- **INSTRUCTIONS TO FOLLOW**:
Extract verbatim every line from the one containing "Extract the structured" to the final line of the records below, inclusive, and exclude all pictures.

- **EXERCISE INPUTS**:

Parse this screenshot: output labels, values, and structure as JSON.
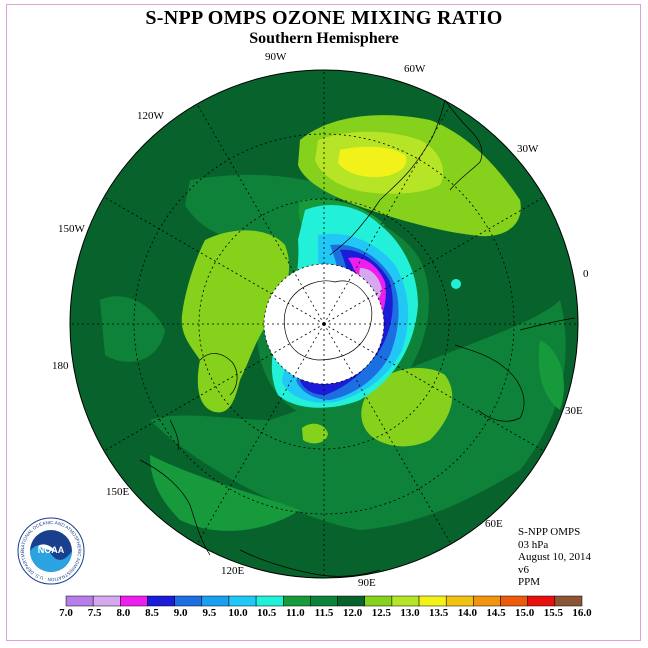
{
  "title": "S-NPP OMPS OZONE MIXING RATIO",
  "subtitle": "Southern Hemisphere",
  "longitude_labels": {
    "lon_90w": "90W",
    "lon_60w": "60W",
    "lon_30w": "30W",
    "lon_0": "0",
    "lon_30e": "30E",
    "lon_60e": "60E",
    "lon_90e": "90E",
    "lon_120e": "120E",
    "lon_150e": "150E",
    "lon_180": "180",
    "lon_150w": "150W",
    "lon_120w": "120W"
  },
  "info": {
    "instrument": "S-NPP OMPS",
    "level": "03 hPa",
    "date": "August 10, 2014",
    "version": "v6",
    "units": "PPM"
  },
  "logo": {
    "text": "NOAA",
    "ring_text": "NATIONAL OCEANIC AND ATMOSPHERIC ADMINISTRATION · U.S. DEPARTMENT OF COMMERCE"
  },
  "colorbar": {
    "ticks": [
      "7.0",
      "7.5",
      "8.0",
      "8.5",
      "9.0",
      "9.5",
      "10.0",
      "10.5",
      "11.0",
      "11.5",
      "12.0",
      "12.5",
      "13.0",
      "13.5",
      "14.0",
      "14.5",
      "15.0",
      "15.5",
      "16.0"
    ],
    "colors": [
      "#b77de8",
      "#d6a8f0",
      "#ee1fee",
      "#1b1bd8",
      "#1c6fe0",
      "#1ba0f0",
      "#22c8f5",
      "#22f0d8",
      "#169a3c",
      "#0e8238",
      "#07632b",
      "#86d11b",
      "#b6e426",
      "#f2f21a",
      "#f0c212",
      "#ef9510",
      "#ec5a0c",
      "#e6100e",
      "#8c5533"
    ]
  },
  "map_colors": {
    "background_field": "#07632b",
    "mid_green": "#0e8238",
    "light_green": "#169a3c",
    "yellow_green": "#86d11b",
    "lime": "#b6e426",
    "yellow": "#f2f21a",
    "cyan": "#22f0d8",
    "light_blue": "#22c8f5",
    "blue": "#1c6fe0",
    "dark_blue": "#1b1bd8",
    "magenta": "#ee1fee",
    "lavender": "#d6a8f0",
    "no_data": "#ffffff"
  }
}
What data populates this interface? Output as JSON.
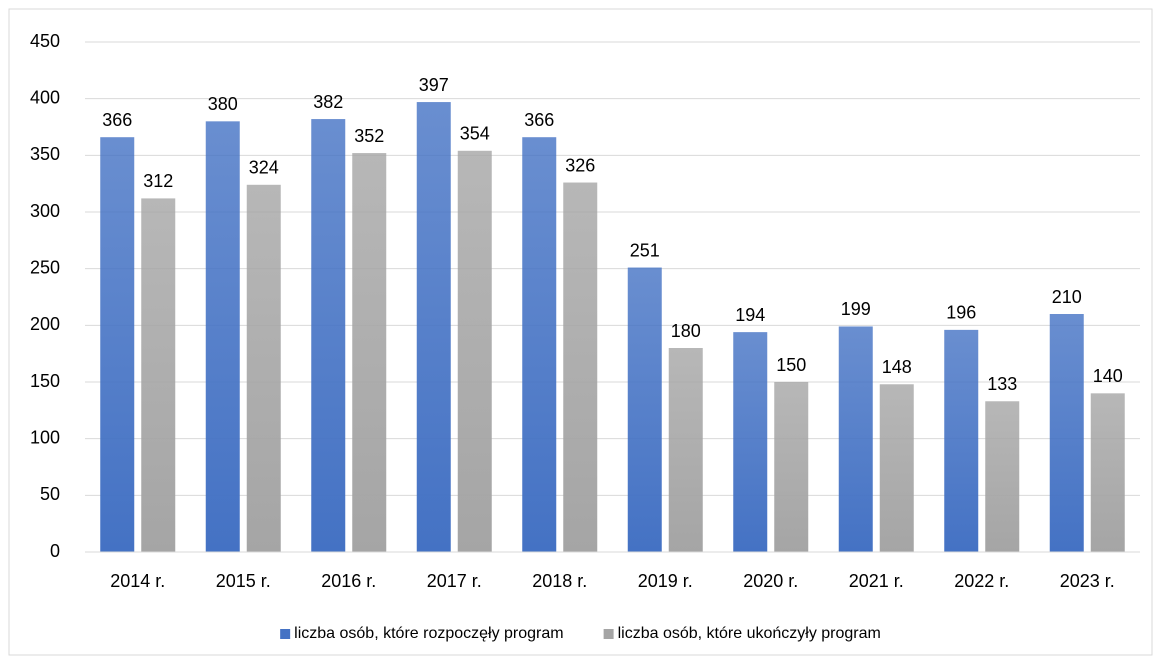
{
  "chart_data": {
    "type": "bar",
    "categories": [
      "2014 r.",
      "2015 r.",
      "2016 r.",
      "2017 r.",
      "2018 r.",
      "2019 r.",
      "2020 r.",
      "2021 r.",
      "2022 r.",
      "2023 r."
    ],
    "series": [
      {
        "name": "liczba osób, które rozpoczęły program",
        "color": "#4472c4",
        "values": [
          366,
          380,
          382,
          397,
          366,
          251,
          194,
          199,
          196,
          210
        ]
      },
      {
        "name": "liczba osób, które ukończyły program",
        "color": "#a5a5a5",
        "values": [
          312,
          324,
          352,
          354,
          326,
          180,
          150,
          148,
          133,
          140
        ]
      }
    ],
    "ylim": [
      0,
      450
    ],
    "yticks": [
      0,
      50,
      100,
      150,
      200,
      250,
      300,
      350,
      400,
      450
    ],
    "grid": true,
    "legend": "bottom"
  }
}
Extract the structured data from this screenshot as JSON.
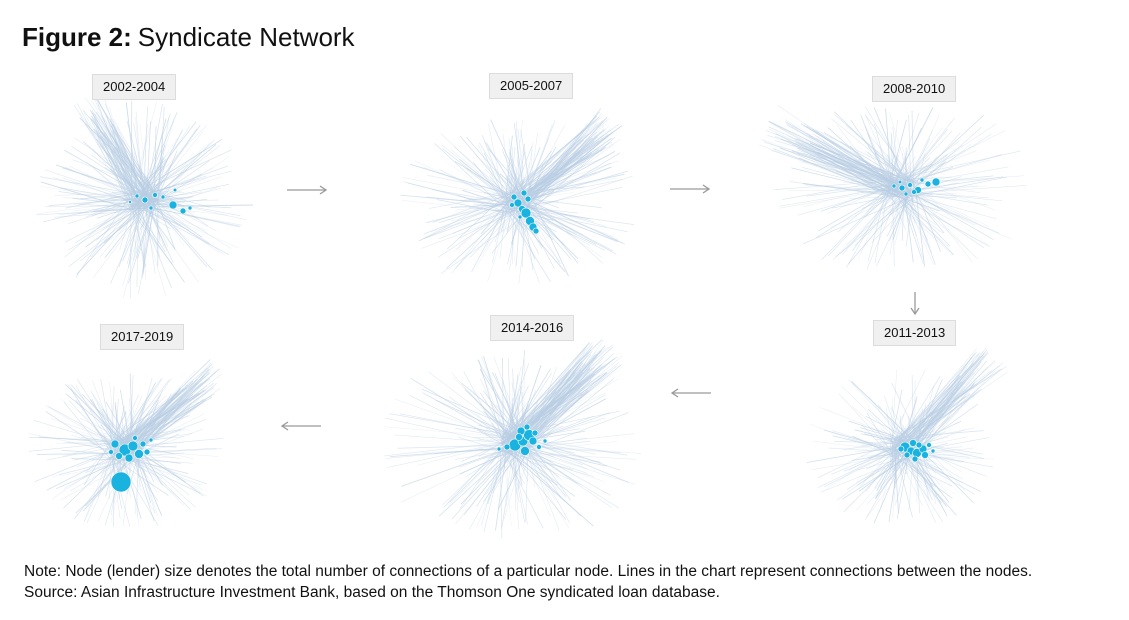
{
  "figure": {
    "label": "Figure 2:",
    "title": "Syndicate Network"
  },
  "colors": {
    "edge": "#b8cde3",
    "node": "#1ab3e0",
    "arrow": "#9a9a9a",
    "label_bg": "#f0f0f0"
  },
  "flow_order": [
    "2002-2004",
    "2005-2007",
    "2008-2010",
    "2011-2013",
    "2014-2016",
    "2017-2019"
  ],
  "networks": [
    {
      "period": "2002-2004"
    },
    {
      "period": "2005-2007"
    },
    {
      "period": "2008-2010"
    },
    {
      "period": "2011-2013"
    },
    {
      "period": "2014-2016"
    },
    {
      "period": "2017-2019"
    }
  ],
  "note": {
    "line1": "Note: Node (lender) size denotes the total number of connections of a particular node. Lines in the chart represent connections between the nodes.",
    "line2": "Source: Asian Infrastructure Investment Bank, based on the Thomson One syndicated loan database."
  }
}
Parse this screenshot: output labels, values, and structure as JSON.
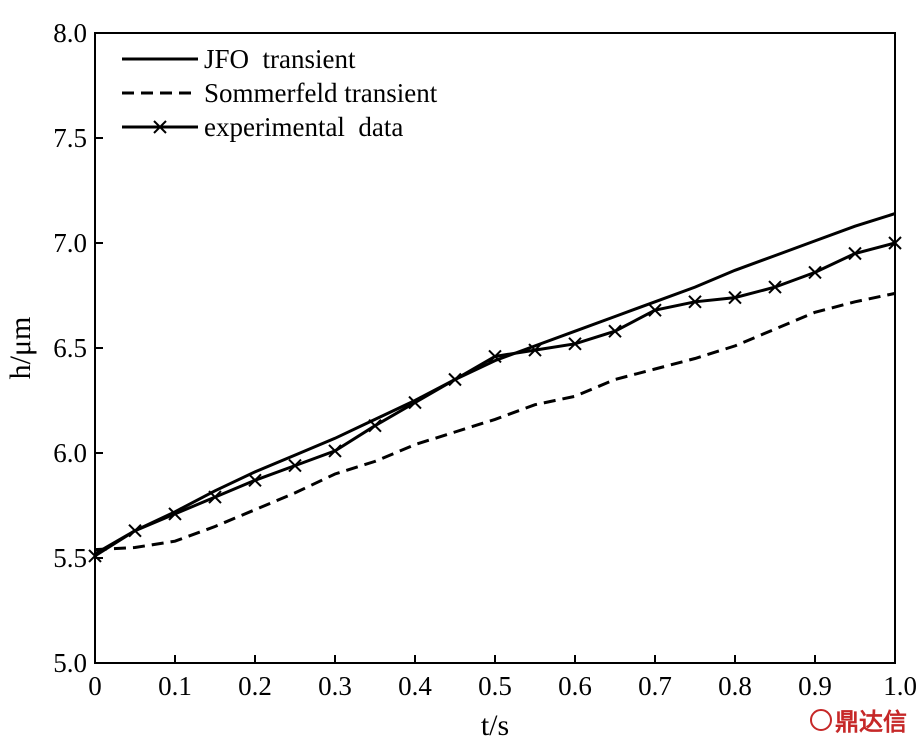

- **RESPONSE FOR THIS EXERCISE**:
Extract the structured data from this screenshot as JSON.
{
  "figure": {
    "label": "Figure 2:",
    "title": "Syndicate Network"
  },
  "colors": {
    "edge": "#b8cde3",
    "node": "#1ab3e0",
    "arrow": "#9a9a9a",
    "label_bg": "#f0f0f0"
  },
  "flow_order": [
    "2002-2004",
    "2005-2007",
    "2008-2010",
    "2011-2013",
    "2014-2016",
    "2017-2019"
  ],
  "networks": [
    {
      "period": "2002-2004"
    },
    {
      "period": "2005-2007"
    },
    {
      "period": "2008-2010"
    },
    {
      "period": "2011-2013"
    },
    {
      "period": "2014-2016"
    },
    {
      "period": "2017-2019"
    }
  ],
  "note": {
    "line1": "Note: Node (lender) size denotes the total number of connections of a particular node. Lines in the chart represent connections between the nodes.",
    "line2": "Source: Asian Infrastructure Investment Bank, based on the Thomson One syndicated loan database."
  }
}
Parse this screenshot: output labels, values, and structure as JSON.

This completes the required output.